**Problem description:** Output the data below in full, byte for byte. Nothing may differ.

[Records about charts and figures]
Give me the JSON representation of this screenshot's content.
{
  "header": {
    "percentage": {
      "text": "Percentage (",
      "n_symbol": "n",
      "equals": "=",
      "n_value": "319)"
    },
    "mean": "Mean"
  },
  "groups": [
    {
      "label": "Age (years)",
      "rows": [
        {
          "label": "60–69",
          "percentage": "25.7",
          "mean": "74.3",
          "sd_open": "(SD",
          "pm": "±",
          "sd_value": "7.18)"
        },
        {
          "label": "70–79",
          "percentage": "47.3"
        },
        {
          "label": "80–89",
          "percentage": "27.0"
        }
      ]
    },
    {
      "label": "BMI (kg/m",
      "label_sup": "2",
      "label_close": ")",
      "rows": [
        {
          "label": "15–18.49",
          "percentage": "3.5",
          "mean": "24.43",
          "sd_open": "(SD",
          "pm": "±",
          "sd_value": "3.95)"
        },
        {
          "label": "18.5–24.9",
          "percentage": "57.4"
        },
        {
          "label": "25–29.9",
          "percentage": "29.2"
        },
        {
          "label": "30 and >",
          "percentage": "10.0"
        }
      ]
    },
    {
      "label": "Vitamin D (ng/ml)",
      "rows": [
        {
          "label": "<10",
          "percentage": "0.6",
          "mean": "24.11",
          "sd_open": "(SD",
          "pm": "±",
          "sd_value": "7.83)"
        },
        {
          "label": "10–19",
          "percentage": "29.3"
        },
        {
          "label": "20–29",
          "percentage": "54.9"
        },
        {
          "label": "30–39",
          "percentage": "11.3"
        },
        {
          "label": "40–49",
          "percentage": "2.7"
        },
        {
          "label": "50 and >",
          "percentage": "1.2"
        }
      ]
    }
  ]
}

**Exercise result:**
Give me the JSON representation of this screenshot's content.
{
  "header": {
    "percentage": {
      "text": "Percentage (",
      "n_symbol": "n",
      "equals": "=",
      "n_value": "319)"
    },
    "mean": "Mean"
  },
  "groups": [
    {
      "label": "Age (years)",
      "rows": [
        {
          "label": "60–69",
          "percentage": "25.7",
          "mean": "74.3",
          "sd_open": "(SD",
          "pm": "±",
          "sd_value": "7.18)"
        },
        {
          "label": "70–79",
          "percentage": "47.3"
        },
        {
          "label": "80–89",
          "percentage": "27.0"
        }
      ]
    },
    {
      "label": "BMI (kg/m",
      "label_sup": "2",
      "label_close": ")",
      "rows": [
        {
          "label": "15–18.49",
          "percentage": "3.5",
          "mean": "24.43",
          "sd_open": "(SD",
          "pm": "±",
          "sd_value": "3.95)"
        },
        {
          "label": "18.5–24.9",
          "percentage": "57.4"
        },
        {
          "label": "25–29.9",
          "percentage": "29.2"
        },
        {
          "label": "30 and >",
          "percentage": "10.0"
        }
      ]
    },
    {
      "label": "Vitamin D (ng/ml)",
      "rows": [
        {
          "label": "<10",
          "percentage": "0.6",
          "mean": "24.11",
          "sd_open": "(SD",
          "pm": "±",
          "sd_value": "7.83)"
        },
        {
          "label": "10–19",
          "percentage": "29.3"
        },
        {
          "label": "20–29",
          "percentage": "54.9"
        },
        {
          "label": "30–39",
          "percentage": "11.3"
        },
        {
          "label": "40–49",
          "percentage": "2.7"
        },
        {
          "label": "50 and >",
          "percentage": "1.2"
        }
      ]
    }
  ]
}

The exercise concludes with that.